- [Source data]:
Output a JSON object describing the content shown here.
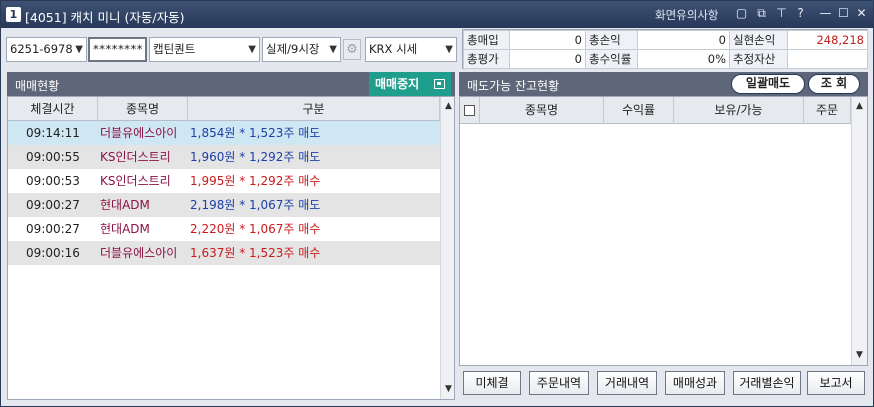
{
  "titlebar": {
    "number": "1",
    "title": "[4051] 캐치 미니 (자동/자동)",
    "notice": "화면유의사항"
  },
  "controls": {
    "account": "6251-6978",
    "password": "********",
    "strategy": "캡틴퀀트",
    "mode": "실제/9시장",
    "market": "KRX 시세"
  },
  "summary": {
    "row1": [
      {
        "label": "총매입",
        "value": "0"
      },
      {
        "label": "총손익",
        "value": "0"
      },
      {
        "label": "실현손익",
        "value": "248,218"
      }
    ],
    "row2": [
      {
        "label": "총평가",
        "value": "0"
      },
      {
        "label": "총수익률",
        "value": "0%"
      },
      {
        "label": "추정자산",
        "value": ""
      }
    ]
  },
  "trade_panel": {
    "title": "매매현황",
    "stop_button": "매매중지",
    "columns": [
      "체결시간",
      "종목명",
      "구분"
    ],
    "rows": [
      {
        "time": "09:14:11",
        "name": "더블유에스아이",
        "detail": "1,854원 * 1,523주 매도",
        "side": "sell"
      },
      {
        "time": "09:00:55",
        "name": "KS인더스트리",
        "detail": "1,960원 * 1,292주 매도",
        "side": "sell"
      },
      {
        "time": "09:00:53",
        "name": "KS인더스트리",
        "detail": "1,995원 * 1,292주 매수",
        "side": "buy"
      },
      {
        "time": "09:00:27",
        "name": "현대ADM",
        "detail": "2,198원 * 1,067주 매도",
        "side": "sell"
      },
      {
        "time": "09:00:27",
        "name": "현대ADM",
        "detail": "2,220원 * 1,067주 매수",
        "side": "buy"
      },
      {
        "time": "09:00:16",
        "name": "더블유에스아이",
        "detail": "1,637원 * 1,523주 매수",
        "side": "buy"
      }
    ]
  },
  "balance_panel": {
    "title": "매도가능 잔고현황",
    "sell_all_button": "일괄매도",
    "query_button": "조 회",
    "columns": [
      "종목명",
      "수익률",
      "보유/가능",
      "주문"
    ]
  },
  "bottom_buttons": [
    "미체결",
    "주문내역",
    "거래내역",
    "매매성과",
    "거래별손익",
    "보고서"
  ],
  "colors": {
    "titlebar": "#27385a",
    "panel_header": "#5d6779",
    "stop_button": "#1f9e8d",
    "sell": "#1c3fa8",
    "buy": "#c81b1b",
    "profit": "#c01d1d",
    "selected_row": "#cfe7f3"
  }
}
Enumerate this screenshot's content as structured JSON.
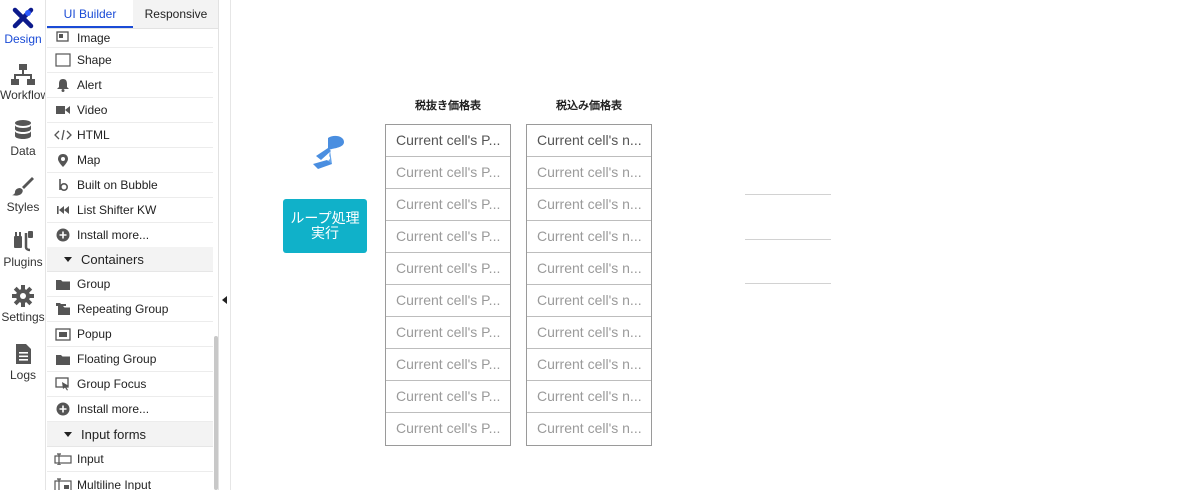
{
  "rail": {
    "items": [
      {
        "label": "Design",
        "icon": "design-icon",
        "active": true
      },
      {
        "label": "Workflow",
        "icon": "workflow-icon"
      },
      {
        "label": "Data",
        "icon": "database-icon"
      },
      {
        "label": "Styles",
        "icon": "brush-icon"
      },
      {
        "label": "Plugins",
        "icon": "plug-icon"
      },
      {
        "label": "Settings",
        "icon": "gear-icon"
      },
      {
        "label": "Logs",
        "icon": "document-icon"
      }
    ]
  },
  "palette": {
    "tabs": [
      {
        "label": "UI Builder",
        "active": true
      },
      {
        "label": "Responsive",
        "active": false
      }
    ],
    "items": {
      "image": "Image",
      "shape": "Shape",
      "alert": "Alert",
      "video": "Video",
      "html": "HTML",
      "map": "Map",
      "built_on_bubble": "Built on Bubble",
      "list_shifter": "List Shifter KW",
      "install_more_1": "Install more...",
      "containers": "Containers",
      "group": "Group",
      "repeating_group": "Repeating Group",
      "popup": "Popup",
      "floating_group": "Floating Group",
      "group_focus": "Group Focus",
      "install_more_2": "Install more...",
      "input_forms": "Input forms",
      "input": "Input",
      "multiline_input": "Multiline Input"
    }
  },
  "canvas": {
    "loop_button_label": "ループ処理実行",
    "table_left": {
      "title": "税抜き価格表",
      "cell_text": "Current cell's P...",
      "rows": 10
    },
    "table_right": {
      "title": "税込み価格表",
      "cell_text": "Current cell's n...",
      "rows": 10
    }
  },
  "colors": {
    "accent_blue": "#1a4bd6",
    "button_teal": "#10b1c9",
    "bubble_icon_blue": "#4a8ee0"
  }
}
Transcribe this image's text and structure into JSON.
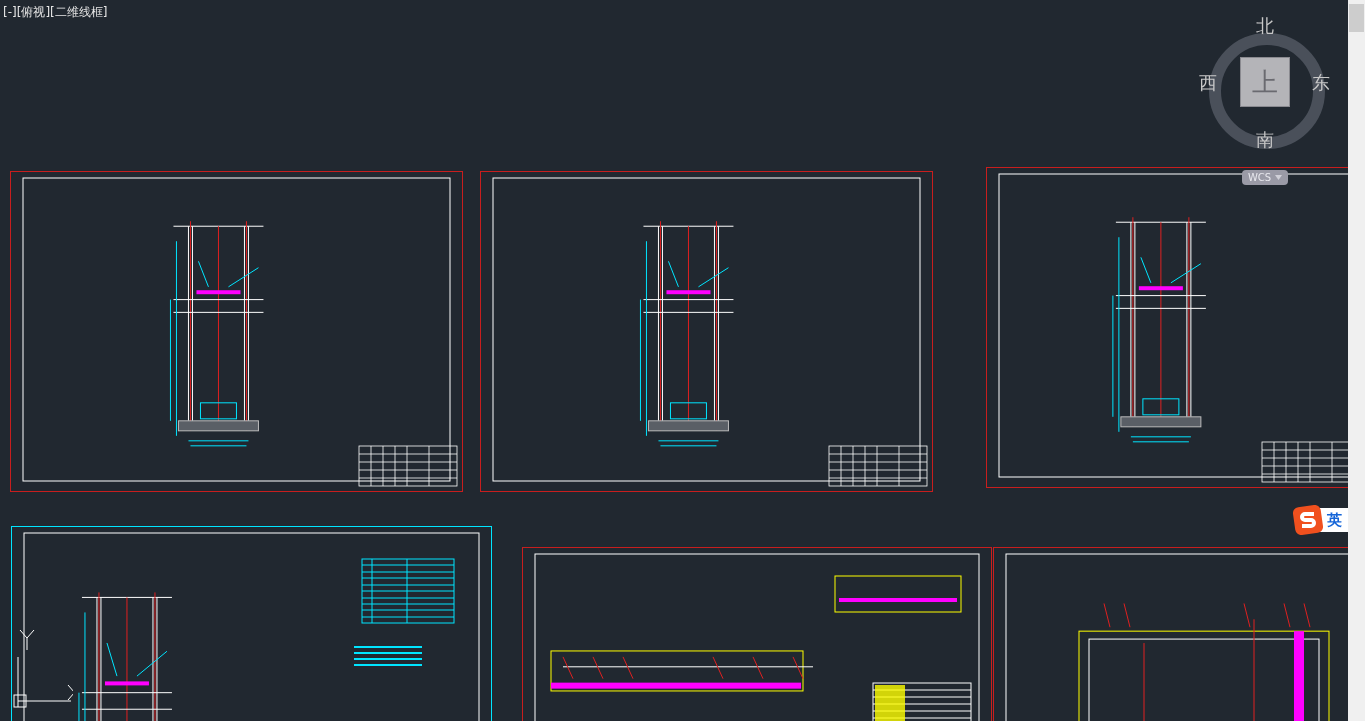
{
  "viewport_controls": [
    {
      "label": "[-]"
    },
    {
      "label": "[俯视]"
    },
    {
      "label": "[二维线框]"
    }
  ],
  "viewcube": {
    "face": "上",
    "north": "北",
    "south": "南",
    "east": "东",
    "west": "西",
    "coordinate_system": "WCS"
  },
  "sheets": [
    {
      "kind": "section",
      "color": "#c81e1e"
    },
    {
      "kind": "section",
      "color": "#c81e1e"
    },
    {
      "kind": "section",
      "color": "#c81e1e"
    },
    {
      "kind": "section-table",
      "color": "#00e5ff"
    },
    {
      "kind": "plan",
      "color": "#c81e1e"
    },
    {
      "kind": "frame",
      "color": "#c81e1e"
    }
  ],
  "ime": {
    "mode": "英"
  }
}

- [Work to complete]:
Your copy of the data above should match it exactly, except that pictures are left out.

- [Exercise solution]:
Output a JSON object describing the content shown here.
{
  "titlebar": {
    "number": "1",
    "title": "[4051] 캐치 미니 (자동/자동)",
    "notice": "화면유의사항"
  },
  "controls": {
    "account": "6251-6978",
    "password": "********",
    "strategy": "캡틴퀀트",
    "mode": "실제/9시장",
    "market": "KRX 시세"
  },
  "summary": {
    "row1": [
      {
        "label": "총매입",
        "value": "0"
      },
      {
        "label": "총손익",
        "value": "0"
      },
      {
        "label": "실현손익",
        "value": "248,218"
      }
    ],
    "row2": [
      {
        "label": "총평가",
        "value": "0"
      },
      {
        "label": "총수익률",
        "value": "0%"
      },
      {
        "label": "추정자산",
        "value": ""
      }
    ]
  },
  "trade_panel": {
    "title": "매매현황",
    "stop_button": "매매중지",
    "columns": [
      "체결시간",
      "종목명",
      "구분"
    ],
    "rows": [
      {
        "time": "09:14:11",
        "name": "더블유에스아이",
        "detail": "1,854원 * 1,523주 매도",
        "side": "sell"
      },
      {
        "time": "09:00:55",
        "name": "KS인더스트리",
        "detail": "1,960원 * 1,292주 매도",
        "side": "sell"
      },
      {
        "time": "09:00:53",
        "name": "KS인더스트리",
        "detail": "1,995원 * 1,292주 매수",
        "side": "buy"
      },
      {
        "time": "09:00:27",
        "name": "현대ADM",
        "detail": "2,198원 * 1,067주 매도",
        "side": "sell"
      },
      {
        "time": "09:00:27",
        "name": "현대ADM",
        "detail": "2,220원 * 1,067주 매수",
        "side": "buy"
      },
      {
        "time": "09:00:16",
        "name": "더블유에스아이",
        "detail": "1,637원 * 1,523주 매수",
        "side": "buy"
      }
    ]
  },
  "balance_panel": {
    "title": "매도가능 잔고현황",
    "sell_all_button": "일괄매도",
    "query_button": "조 회",
    "columns": [
      "종목명",
      "수익률",
      "보유/가능",
      "주문"
    ]
  },
  "bottom_buttons": [
    "미체결",
    "주문내역",
    "거래내역",
    "매매성과",
    "거래별손익",
    "보고서"
  ],
  "colors": {
    "titlebar": "#27385a",
    "panel_header": "#5d6779",
    "stop_button": "#1f9e8d",
    "sell": "#1c3fa8",
    "buy": "#c81b1b",
    "profit": "#c01d1d",
    "selected_row": "#cfe7f3"
  }
}
Enumerate this screenshot's content as structured JSON.
{
  "rail": {
    "items": [
      {
        "label": "Design",
        "icon": "design-icon",
        "active": true
      },
      {
        "label": "Workflow",
        "icon": "workflow-icon"
      },
      {
        "label": "Data",
        "icon": "database-icon"
      },
      {
        "label": "Styles",
        "icon": "brush-icon"
      },
      {
        "label": "Plugins",
        "icon": "plug-icon"
      },
      {
        "label": "Settings",
        "icon": "gear-icon"
      },
      {
        "label": "Logs",
        "icon": "document-icon"
      }
    ]
  },
  "palette": {
    "tabs": [
      {
        "label": "UI Builder",
        "active": true
      },
      {
        "label": "Responsive",
        "active": false
      }
    ],
    "items": {
      "image": "Image",
      "shape": "Shape",
      "alert": "Alert",
      "video": "Video",
      "html": "HTML",
      "map": "Map",
      "built_on_bubble": "Built on Bubble",
      "list_shifter": "List Shifter KW",
      "install_more_1": "Install more...",
      "containers": "Containers",
      "group": "Group",
      "repeating_group": "Repeating Group",
      "popup": "Popup",
      "floating_group": "Floating Group",
      "group_focus": "Group Focus",
      "install_more_2": "Install more...",
      "input_forms": "Input forms",
      "input": "Input",
      "multiline_input": "Multiline Input"
    }
  },
  "canvas": {
    "loop_button_label": "ループ処理実行",
    "table_left": {
      "title": "税抜き価格表",
      "cell_text": "Current cell's P...",
      "rows": 10
    },
    "table_right": {
      "title": "税込み価格表",
      "cell_text": "Current cell's n...",
      "rows": 10
    }
  },
  "colors": {
    "accent_blue": "#1a4bd6",
    "button_teal": "#10b1c9",
    "bubble_icon_blue": "#4a8ee0"
  }
}
Transcribe this image's text and structure into JSON.
{
  "viewport_controls": [
    {
      "label": "[-]"
    },
    {
      "label": "[俯视]"
    },
    {
      "label": "[二维线框]"
    }
  ],
  "viewcube": {
    "face": "上",
    "north": "北",
    "south": "南",
    "east": "东",
    "west": "西",
    "coordinate_system": "WCS"
  },
  "sheets": [
    {
      "kind": "section",
      "color": "#c81e1e"
    },
    {
      "kind": "section",
      "color": "#c81e1e"
    },
    {
      "kind": "section",
      "color": "#c81e1e"
    },
    {
      "kind": "section-table",
      "color": "#00e5ff"
    },
    {
      "kind": "plan",
      "color": "#c81e1e"
    },
    {
      "kind": "frame",
      "color": "#c81e1e"
    }
  ],
  "ime": {
    "mode": "英"
  }
}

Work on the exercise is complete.